== Data supplied ==

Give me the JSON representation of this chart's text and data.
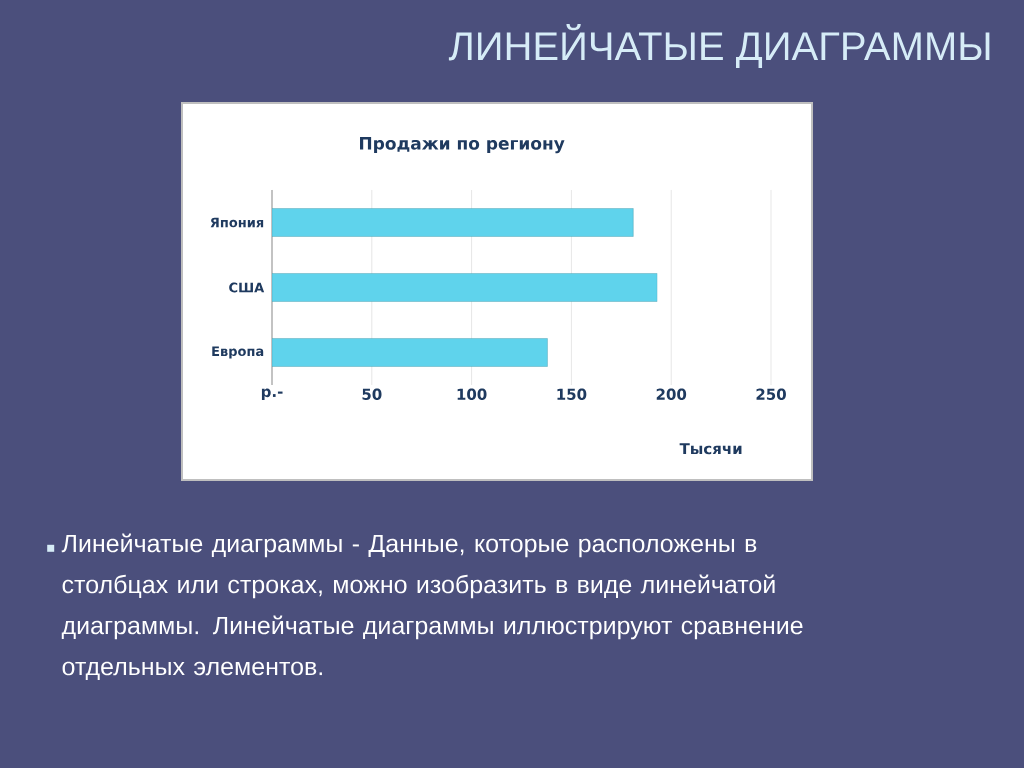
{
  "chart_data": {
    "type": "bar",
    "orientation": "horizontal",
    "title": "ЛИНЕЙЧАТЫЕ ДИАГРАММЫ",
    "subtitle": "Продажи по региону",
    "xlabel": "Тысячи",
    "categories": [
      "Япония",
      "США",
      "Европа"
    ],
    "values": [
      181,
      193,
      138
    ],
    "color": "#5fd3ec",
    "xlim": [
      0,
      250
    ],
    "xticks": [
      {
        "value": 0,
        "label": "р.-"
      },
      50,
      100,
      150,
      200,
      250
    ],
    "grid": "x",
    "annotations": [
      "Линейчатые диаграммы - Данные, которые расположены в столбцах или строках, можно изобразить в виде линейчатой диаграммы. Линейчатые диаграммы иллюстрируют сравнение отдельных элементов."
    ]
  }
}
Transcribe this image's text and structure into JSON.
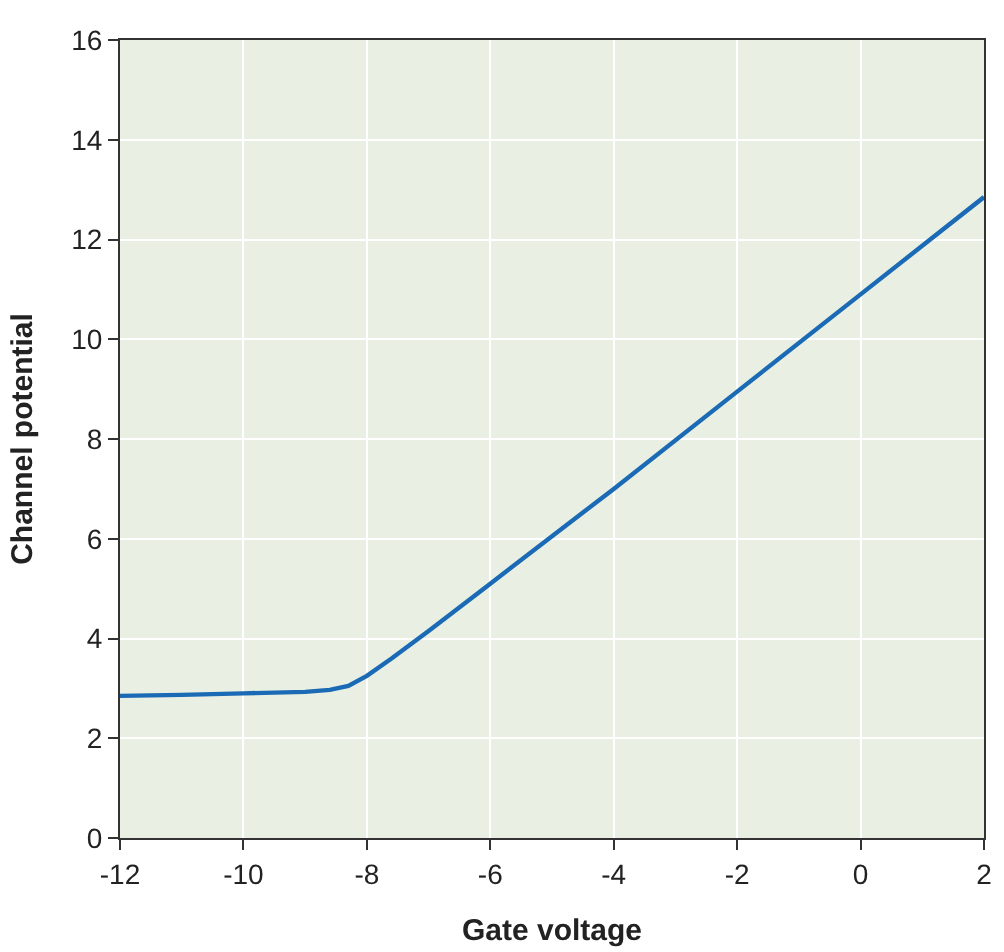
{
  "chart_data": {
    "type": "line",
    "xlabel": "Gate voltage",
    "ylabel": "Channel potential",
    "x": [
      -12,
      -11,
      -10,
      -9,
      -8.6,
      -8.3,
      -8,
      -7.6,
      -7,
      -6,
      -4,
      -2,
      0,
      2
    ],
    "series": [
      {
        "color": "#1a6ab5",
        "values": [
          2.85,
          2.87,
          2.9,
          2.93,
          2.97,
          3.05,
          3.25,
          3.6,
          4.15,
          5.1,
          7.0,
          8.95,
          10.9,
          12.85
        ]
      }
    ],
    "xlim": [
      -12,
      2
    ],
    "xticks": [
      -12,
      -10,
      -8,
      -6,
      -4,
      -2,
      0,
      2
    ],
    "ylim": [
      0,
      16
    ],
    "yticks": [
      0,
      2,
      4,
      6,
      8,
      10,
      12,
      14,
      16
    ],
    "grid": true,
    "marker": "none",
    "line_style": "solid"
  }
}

===

■ **What to do**
Give every record back exactly as it reads, with no images.

■ **The response**
Give me the JSON representation of this chart's text and data.
{
  "chart_data": {
    "type": "bar",
    "orientation": "horizontal",
    "title": "ЛИНЕЙЧАТЫЕ ДИАГРАММЫ",
    "subtitle": "Продажи по региону",
    "xlabel": "Тысячи",
    "categories": [
      "Япония",
      "США",
      "Европа"
    ],
    "values": [
      181,
      193,
      138
    ],
    "color": "#5fd3ec",
    "xlim": [
      0,
      250
    ],
    "xticks": [
      {
        "value": 0,
        "label": "р.-"
      },
      50,
      100,
      150,
      200,
      250
    ],
    "grid": "x",
    "annotations": [
      "Линейчатые диаграммы - Данные, которые расположены в столбцах или строках, можно изобразить в виде линейчатой диаграммы. Линейчатые диаграммы иллюстрируют сравнение отдельных элементов."
    ]
  }
}
Transcribe this image's text and structure into JSON.
{
  "chart_data": {
    "type": "line",
    "xlabel": "Gate voltage",
    "ylabel": "Channel potential",
    "x": [
      -12,
      -11,
      -10,
      -9,
      -8.6,
      -8.3,
      -8,
      -7.6,
      -7,
      -6,
      -4,
      -2,
      0,
      2
    ],
    "series": [
      {
        "color": "#1a6ab5",
        "values": [
          2.85,
          2.87,
          2.9,
          2.93,
          2.97,
          3.05,
          3.25,
          3.6,
          4.15,
          5.1,
          7.0,
          8.95,
          10.9,
          12.85
        ]
      }
    ],
    "xlim": [
      -12,
      2
    ],
    "xticks": [
      -12,
      -10,
      -8,
      -6,
      -4,
      -2,
      0,
      2
    ],
    "ylim": [
      0,
      16
    ],
    "yticks": [
      0,
      2,
      4,
      6,
      8,
      10,
      12,
      14,
      16
    ],
    "grid": true,
    "marker": "none",
    "line_style": "solid"
  }
}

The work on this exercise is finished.